Repeat these records exactly, pictures excluded.
*** Records shown Section Begins ***
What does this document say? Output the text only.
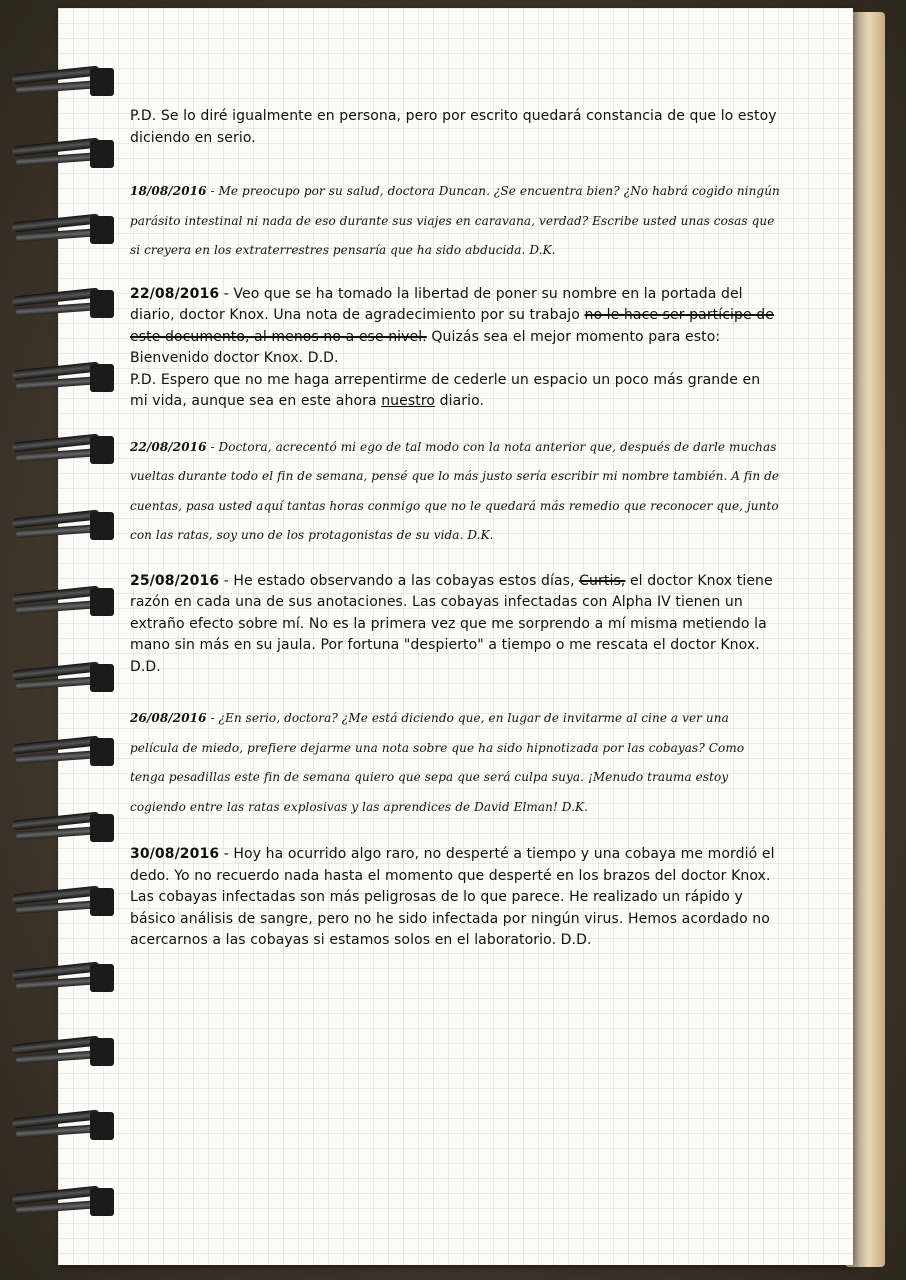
P.D. Se lo diré igualmente en persona, pero por escrito quedará constancia de que lo estoy diciendo en serio.

18/08/2016 - Me preocupo por su salud, doctora Duncan. ¿Se encuentra bien? ¿No habrá cogido ningún parásito intestinal ni nada de eso durante sus viajes en caravana, verdad? Escribe usted unas cosas que si creyera en los extraterrestres pensaría que ha sido abducida. D.K.

22/08/2016 - Veo que se ha tomado la libertad de poner su nombre en la portada del diario, doctor Knox. Una nota de agradecimiento por su trabajo no le hace ser partícipe de este documento, al menos no a ese nivel. Quizás sea el mejor momento para esto: Bienvenido doctor Knox. D.D.
P.D. Espero que no me haga arrepentirme de cederle un espacio un poco más grande en mi vida, aunque sea en este ahora nuestro diario.

22/08/2016 - Doctora, acrecentó mi ego de tal modo con la nota anterior que, después de darle muchas vueltas durante todo el fin de semana, pensé que lo más justo sería escribir mi nombre también. A fin de cuentas, pasa usted aquí tantas horas conmigo que no le quedará más remedio que reconocer que, junto con las ratas, soy uno de los protagonistas de su vida. D.K.

25/08/2016 - He estado observando a las cobayas estos días, Curtis, el doctor Knox tiene razón en cada una de sus anotaciones. Las cobayas infectadas con Alpha IV tienen un extraño efecto sobre mí. No es la primera vez que me sorprendo a mí misma metiendo la mano sin más en su jaula. Por fortuna "despierto" a tiempo o me rescata el doctor Knox. D.D.

26/08/2016 - ¿En serio, doctora? ¿Me está diciendo que, en lugar de invitarme al cine a ver una película de miedo, prefiere dejarme una nota sobre que ha sido hipnotizada por las cobayas? Como tenga pesadillas este fin de semana quiero que sepa que será culpa suya. ¡Menudo trauma estoy cogiendo entre las ratas explosivas y las aprendices de David Elman! D.K.

30/08/2016 - Hoy ha ocurrido algo raro, no desperté a tiempo y una cobaya me mordió el dedo. Yo no recuerdo nada hasta el momento que desperté en los brazos del doctor Knox. Las cobayas infectadas son más peligrosas de lo que parece. He realizado un rápido y básico análisis de sangre, pero no he sido infectada por ningún virus. Hemos acordado no acercarnos a las cobayas si estamos solos en el laboratorio. D.D.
*** Records shown Section Ends ***
> _Answer section_
What does this document say? Output the text only.
P.D. Se lo diré igualmente en persona, pero por escrito quedará constancia de que lo estoy diciendo en serio.

18/08/2016 - Me preocupo por su salud, doctora Duncan. ¿Se encuentra bien? ¿No habrá cogido ningún parásito intestinal ni nada de eso durante sus viajes en caravana, verdad? Escribe usted unas cosas que si creyera en los extraterrestres pensaría que ha sido abducida. D.K.

22/08/2016 - Veo que se ha tomado la libertad de poner su nombre en la portada del diario, doctor Knox. Una nota de agradecimiento por su trabajo no le hace ser partícipe de este documento, al menos no a ese nivel. Quizás sea el mejor momento para esto: Bienvenido doctor Knox. D.D.
P.D. Espero que no me haga arrepentirme de cederle un espacio un poco más grande en mi vida, aunque sea en este ahora nuestro diario.

22/08/2016 - Doctora, acrecentó mi ego de tal modo con la nota anterior que, después de darle muchas vueltas durante todo el fin de semana, pensé que lo más justo sería escribir mi nombre también. A fin de cuentas, pasa usted aquí tantas horas conmigo que no le quedará más remedio que reconocer que, junto con las ratas, soy uno de los protagonistas de su vida. D.K.

25/08/2016 - He estado observando a las cobayas estos días, Curtis, el doctor Knox tiene razón en cada una de sus anotaciones. Las cobayas infectadas con Alpha IV tienen un extraño efecto sobre mí. No es la primera vez que me sorprendo a mí misma metiendo la mano sin más en su jaula. Por fortuna "despierto" a tiempo o me rescata el doctor Knox. D.D.

26/08/2016 - ¿En serio, doctora? ¿Me está diciendo que, en lugar de invitarme al cine a ver una película de miedo, prefiere dejarme una nota sobre que ha sido hipnotizada por las cobayas? Como tenga pesadillas este fin de semana quiero que sepa que será culpa suya. ¡Menudo trauma estoy cogiendo entre las ratas explosivas y las aprendices de David Elman! D.K.

30/08/2016 - Hoy ha ocurrido algo raro, no desperté a tiempo y una cobaya me mordió el dedo. Yo no recuerdo nada hasta el momento que desperté en los brazos del doctor Knox. Las cobayas infectadas son más peligrosas de lo que parece. He realizado un rápido y básico análisis de sangre, pero no he sido infectada por ningún virus. Hemos acordado no acercarnos a las cobayas si estamos solos en el laboratorio. D.D.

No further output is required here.